#### Items

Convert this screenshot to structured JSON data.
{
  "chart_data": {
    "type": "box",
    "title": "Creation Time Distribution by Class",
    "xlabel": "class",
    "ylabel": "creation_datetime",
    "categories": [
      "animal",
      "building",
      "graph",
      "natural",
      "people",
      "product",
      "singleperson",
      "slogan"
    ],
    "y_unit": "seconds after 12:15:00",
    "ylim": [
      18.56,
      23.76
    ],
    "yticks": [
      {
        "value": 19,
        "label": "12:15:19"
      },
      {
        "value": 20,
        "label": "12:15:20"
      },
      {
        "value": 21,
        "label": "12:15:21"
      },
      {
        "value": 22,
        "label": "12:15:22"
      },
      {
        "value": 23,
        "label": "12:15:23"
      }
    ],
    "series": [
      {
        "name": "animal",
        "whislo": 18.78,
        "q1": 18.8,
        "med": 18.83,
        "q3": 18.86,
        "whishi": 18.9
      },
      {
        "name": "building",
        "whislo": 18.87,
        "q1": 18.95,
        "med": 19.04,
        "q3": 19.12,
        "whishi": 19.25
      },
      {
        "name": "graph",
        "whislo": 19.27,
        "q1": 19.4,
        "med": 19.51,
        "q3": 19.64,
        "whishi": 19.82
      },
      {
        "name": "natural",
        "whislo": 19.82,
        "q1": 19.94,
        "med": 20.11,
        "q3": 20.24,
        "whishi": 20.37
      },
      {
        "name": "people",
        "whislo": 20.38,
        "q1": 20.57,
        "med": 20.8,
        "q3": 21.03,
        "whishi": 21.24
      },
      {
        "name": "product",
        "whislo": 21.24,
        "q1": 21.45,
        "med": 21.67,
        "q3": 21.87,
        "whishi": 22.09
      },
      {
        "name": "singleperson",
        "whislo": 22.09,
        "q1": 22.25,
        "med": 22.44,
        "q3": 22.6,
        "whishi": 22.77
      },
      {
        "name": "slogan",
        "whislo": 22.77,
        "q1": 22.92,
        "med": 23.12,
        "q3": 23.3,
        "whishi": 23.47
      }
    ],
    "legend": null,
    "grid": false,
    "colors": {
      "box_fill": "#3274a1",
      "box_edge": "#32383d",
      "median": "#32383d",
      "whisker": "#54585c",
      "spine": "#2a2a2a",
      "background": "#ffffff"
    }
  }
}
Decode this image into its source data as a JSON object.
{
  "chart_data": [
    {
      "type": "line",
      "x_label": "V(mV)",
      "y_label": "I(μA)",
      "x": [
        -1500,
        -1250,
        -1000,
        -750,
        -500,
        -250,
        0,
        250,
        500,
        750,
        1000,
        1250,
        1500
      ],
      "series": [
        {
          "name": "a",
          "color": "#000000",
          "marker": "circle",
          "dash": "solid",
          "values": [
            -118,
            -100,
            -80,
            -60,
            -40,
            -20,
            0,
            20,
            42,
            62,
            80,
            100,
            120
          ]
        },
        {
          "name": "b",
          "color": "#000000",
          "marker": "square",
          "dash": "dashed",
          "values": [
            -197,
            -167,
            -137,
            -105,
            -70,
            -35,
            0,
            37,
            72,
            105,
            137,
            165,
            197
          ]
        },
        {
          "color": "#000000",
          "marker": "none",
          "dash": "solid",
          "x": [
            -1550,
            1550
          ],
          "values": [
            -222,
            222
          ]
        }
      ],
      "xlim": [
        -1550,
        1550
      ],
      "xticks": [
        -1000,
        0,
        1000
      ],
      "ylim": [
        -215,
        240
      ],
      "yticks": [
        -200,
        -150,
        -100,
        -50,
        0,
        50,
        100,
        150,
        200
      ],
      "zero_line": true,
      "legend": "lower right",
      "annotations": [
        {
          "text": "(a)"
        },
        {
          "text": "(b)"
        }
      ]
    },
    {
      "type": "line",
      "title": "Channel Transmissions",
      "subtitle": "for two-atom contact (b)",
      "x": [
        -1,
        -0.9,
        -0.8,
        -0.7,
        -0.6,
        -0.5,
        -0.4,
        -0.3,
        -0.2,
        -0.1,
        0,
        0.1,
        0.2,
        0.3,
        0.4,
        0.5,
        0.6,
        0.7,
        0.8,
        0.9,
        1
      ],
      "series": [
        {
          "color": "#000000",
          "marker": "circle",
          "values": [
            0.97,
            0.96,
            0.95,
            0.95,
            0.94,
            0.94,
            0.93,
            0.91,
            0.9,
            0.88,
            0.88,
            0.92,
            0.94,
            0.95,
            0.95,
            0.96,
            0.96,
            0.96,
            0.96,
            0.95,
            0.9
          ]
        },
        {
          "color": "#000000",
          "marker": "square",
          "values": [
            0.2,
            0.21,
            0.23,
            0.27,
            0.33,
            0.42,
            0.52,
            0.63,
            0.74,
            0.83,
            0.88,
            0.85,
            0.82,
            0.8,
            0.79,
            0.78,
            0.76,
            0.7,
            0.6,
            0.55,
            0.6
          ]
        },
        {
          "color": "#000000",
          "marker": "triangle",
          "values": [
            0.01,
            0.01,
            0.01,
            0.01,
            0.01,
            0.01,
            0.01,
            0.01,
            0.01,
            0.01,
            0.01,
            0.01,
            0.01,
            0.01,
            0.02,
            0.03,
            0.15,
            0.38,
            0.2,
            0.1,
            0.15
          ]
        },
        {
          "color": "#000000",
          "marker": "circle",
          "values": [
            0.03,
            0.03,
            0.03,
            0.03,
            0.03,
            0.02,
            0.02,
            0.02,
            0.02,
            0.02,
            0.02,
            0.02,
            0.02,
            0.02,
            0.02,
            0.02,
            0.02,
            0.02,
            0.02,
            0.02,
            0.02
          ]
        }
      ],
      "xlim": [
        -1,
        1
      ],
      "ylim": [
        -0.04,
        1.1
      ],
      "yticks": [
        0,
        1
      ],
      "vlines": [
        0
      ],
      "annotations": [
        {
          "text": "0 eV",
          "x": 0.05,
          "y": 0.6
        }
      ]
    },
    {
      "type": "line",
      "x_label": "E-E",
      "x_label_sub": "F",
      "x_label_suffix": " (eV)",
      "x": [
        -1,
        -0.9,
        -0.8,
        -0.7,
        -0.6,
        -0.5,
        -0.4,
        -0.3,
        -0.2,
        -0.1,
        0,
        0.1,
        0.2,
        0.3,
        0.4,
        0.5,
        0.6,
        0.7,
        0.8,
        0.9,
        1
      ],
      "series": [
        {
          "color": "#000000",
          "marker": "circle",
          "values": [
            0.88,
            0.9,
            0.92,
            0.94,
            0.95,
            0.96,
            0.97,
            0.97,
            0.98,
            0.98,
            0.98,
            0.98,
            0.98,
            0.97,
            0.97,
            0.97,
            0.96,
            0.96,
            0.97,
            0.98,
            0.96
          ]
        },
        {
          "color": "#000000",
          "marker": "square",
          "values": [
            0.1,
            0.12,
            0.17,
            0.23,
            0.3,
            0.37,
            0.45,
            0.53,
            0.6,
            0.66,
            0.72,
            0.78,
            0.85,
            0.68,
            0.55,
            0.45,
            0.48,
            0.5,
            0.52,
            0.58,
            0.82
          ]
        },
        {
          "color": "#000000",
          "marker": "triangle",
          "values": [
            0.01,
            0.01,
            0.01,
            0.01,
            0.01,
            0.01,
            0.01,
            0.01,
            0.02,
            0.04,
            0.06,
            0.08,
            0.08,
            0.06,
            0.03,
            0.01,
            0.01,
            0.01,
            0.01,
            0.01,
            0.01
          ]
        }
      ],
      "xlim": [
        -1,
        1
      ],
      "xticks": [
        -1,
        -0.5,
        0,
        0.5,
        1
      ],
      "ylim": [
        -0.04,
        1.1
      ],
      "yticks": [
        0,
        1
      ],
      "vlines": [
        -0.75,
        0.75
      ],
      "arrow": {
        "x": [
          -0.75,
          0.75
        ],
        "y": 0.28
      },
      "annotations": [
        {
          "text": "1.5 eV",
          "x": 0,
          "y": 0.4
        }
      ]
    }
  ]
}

########

## What is asked
Each line that contains the word "whislo" counts toward the total; give only that total.

## The answer
8